** Exercise aim **
Extract the text of every entry below exactly; leave images out.

Begin

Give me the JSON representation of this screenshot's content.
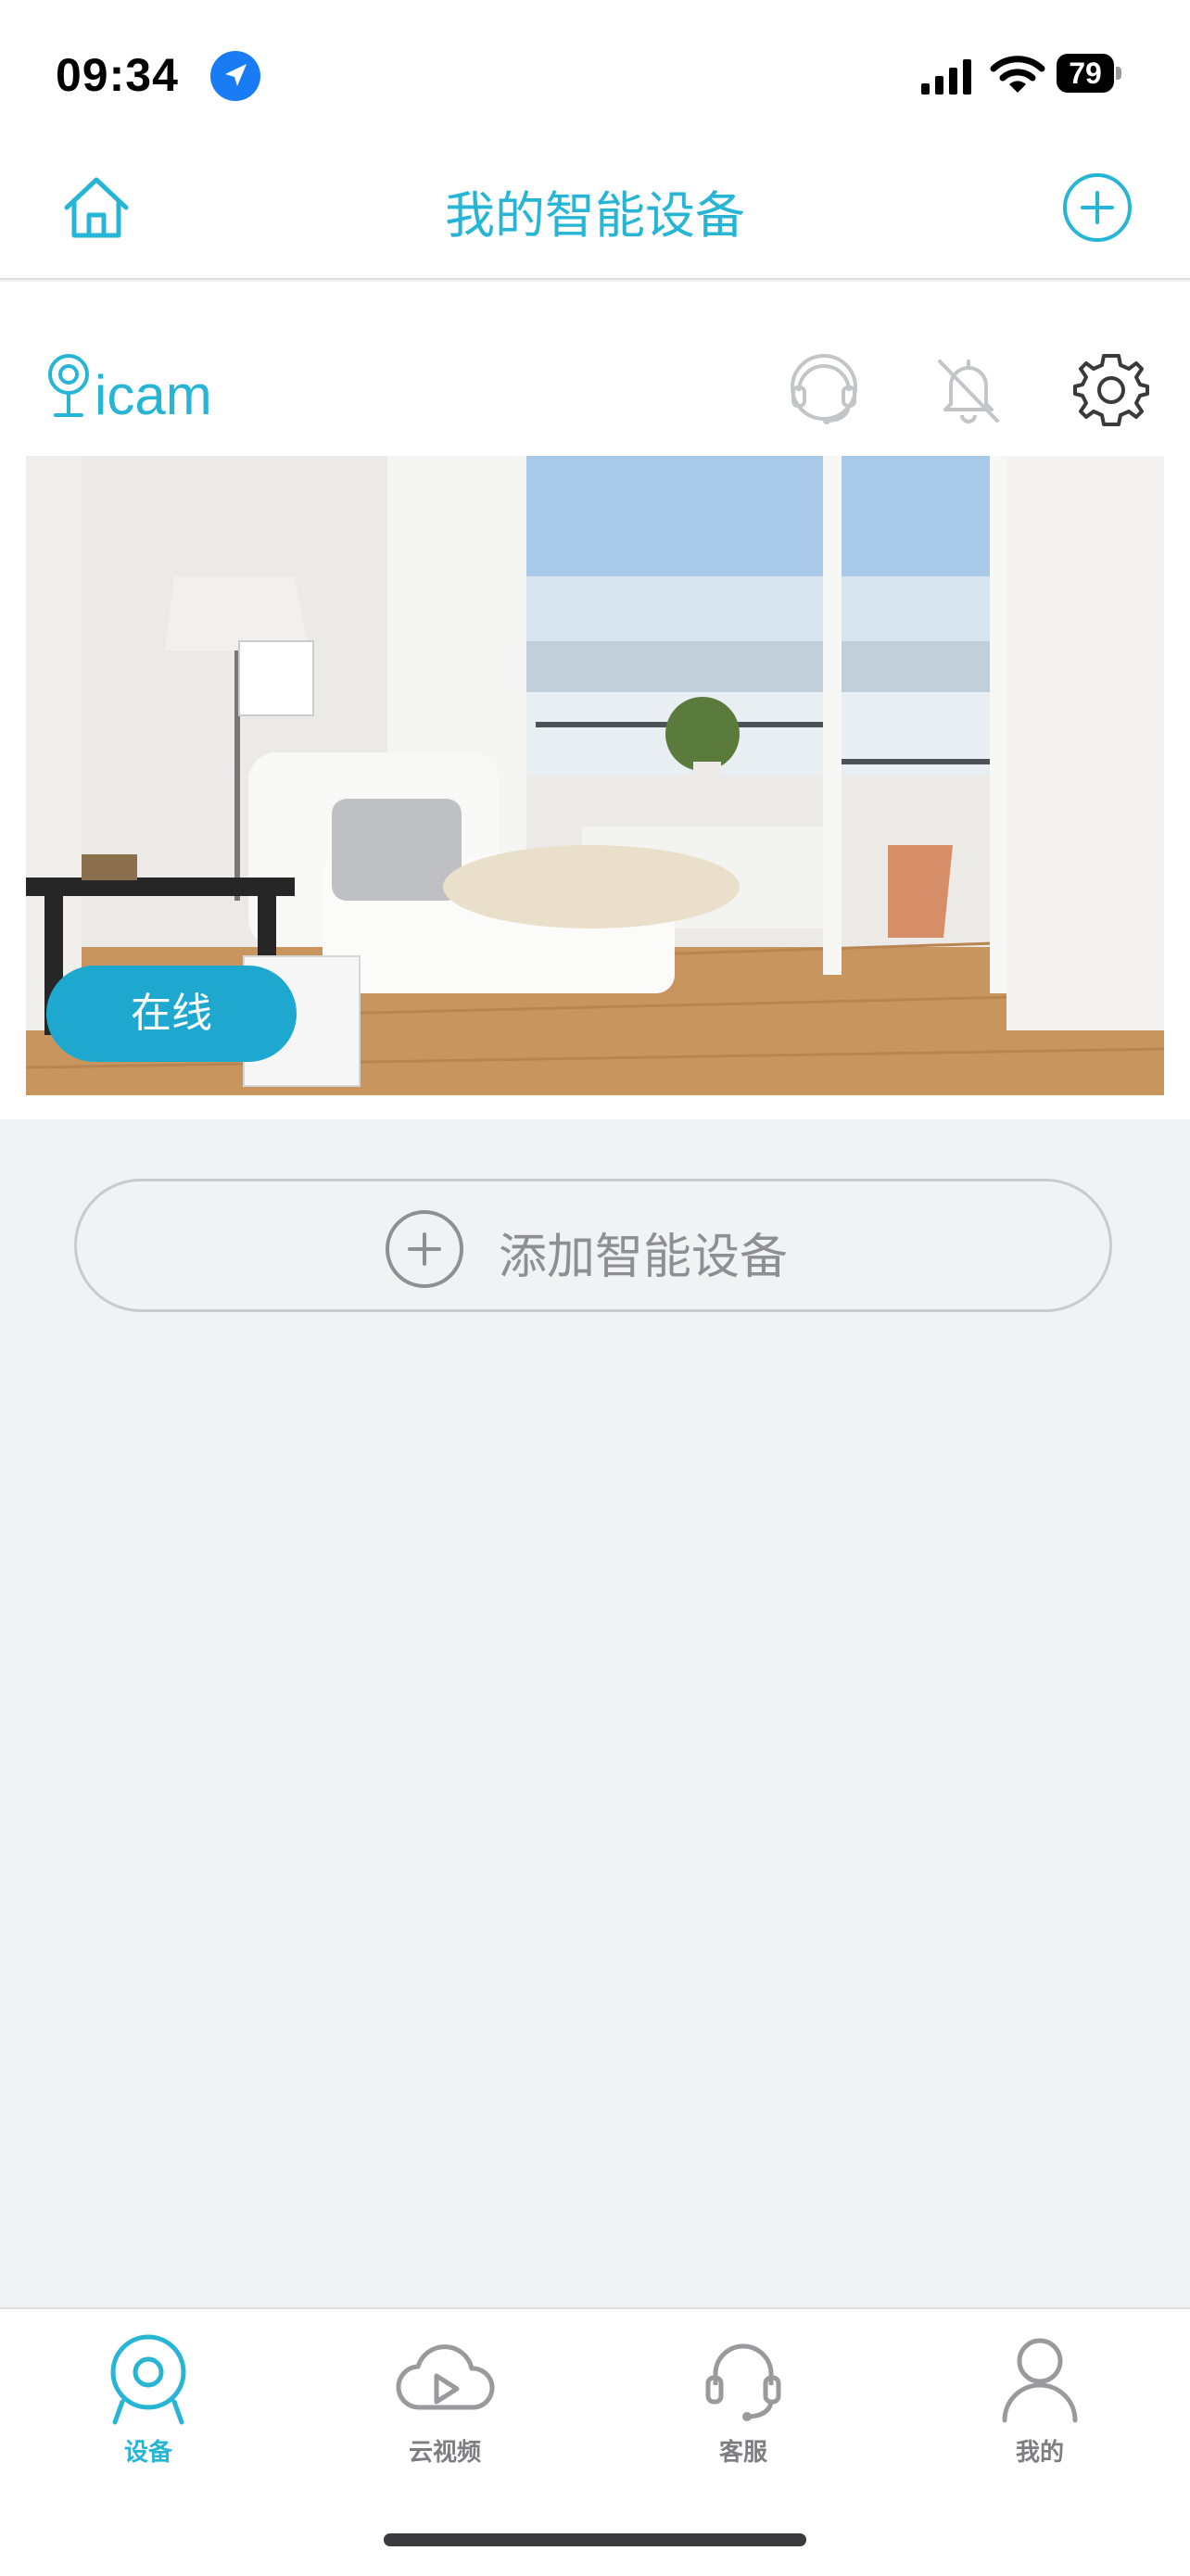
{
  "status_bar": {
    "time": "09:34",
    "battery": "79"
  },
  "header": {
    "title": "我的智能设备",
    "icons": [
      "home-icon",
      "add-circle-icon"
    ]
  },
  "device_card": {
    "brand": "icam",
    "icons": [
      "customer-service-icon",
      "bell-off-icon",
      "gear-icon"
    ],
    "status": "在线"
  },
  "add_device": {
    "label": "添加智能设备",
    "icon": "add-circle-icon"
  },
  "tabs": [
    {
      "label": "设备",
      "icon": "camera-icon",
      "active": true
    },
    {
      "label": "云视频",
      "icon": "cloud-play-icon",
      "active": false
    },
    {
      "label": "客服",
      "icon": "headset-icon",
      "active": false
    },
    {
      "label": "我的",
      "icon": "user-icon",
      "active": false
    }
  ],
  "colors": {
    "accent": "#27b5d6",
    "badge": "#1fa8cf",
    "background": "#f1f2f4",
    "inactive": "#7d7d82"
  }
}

End

** Written reply **
Give me the JSON representation of this screenshot's content.
{
  "status_bar": {
    "time": "09:34",
    "battery": "79"
  },
  "header": {
    "title": "我的智能设备",
    "icons": [
      "home-icon",
      "add-circle-icon"
    ]
  },
  "device_card": {
    "brand": "icam",
    "icons": [
      "customer-service-icon",
      "bell-off-icon",
      "gear-icon"
    ],
    "status": "在线"
  },
  "add_device": {
    "label": "添加智能设备",
    "icon": "add-circle-icon"
  },
  "tabs": [
    {
      "label": "设备",
      "icon": "camera-icon",
      "active": true
    },
    {
      "label": "云视频",
      "icon": "cloud-play-icon",
      "active": false
    },
    {
      "label": "客服",
      "icon": "headset-icon",
      "active": false
    },
    {
      "label": "我的",
      "icon": "user-icon",
      "active": false
    }
  ],
  "colors": {
    "accent": "#27b5d6",
    "badge": "#1fa8cf",
    "background": "#f1f2f4",
    "inactive": "#7d7d82"
  }
}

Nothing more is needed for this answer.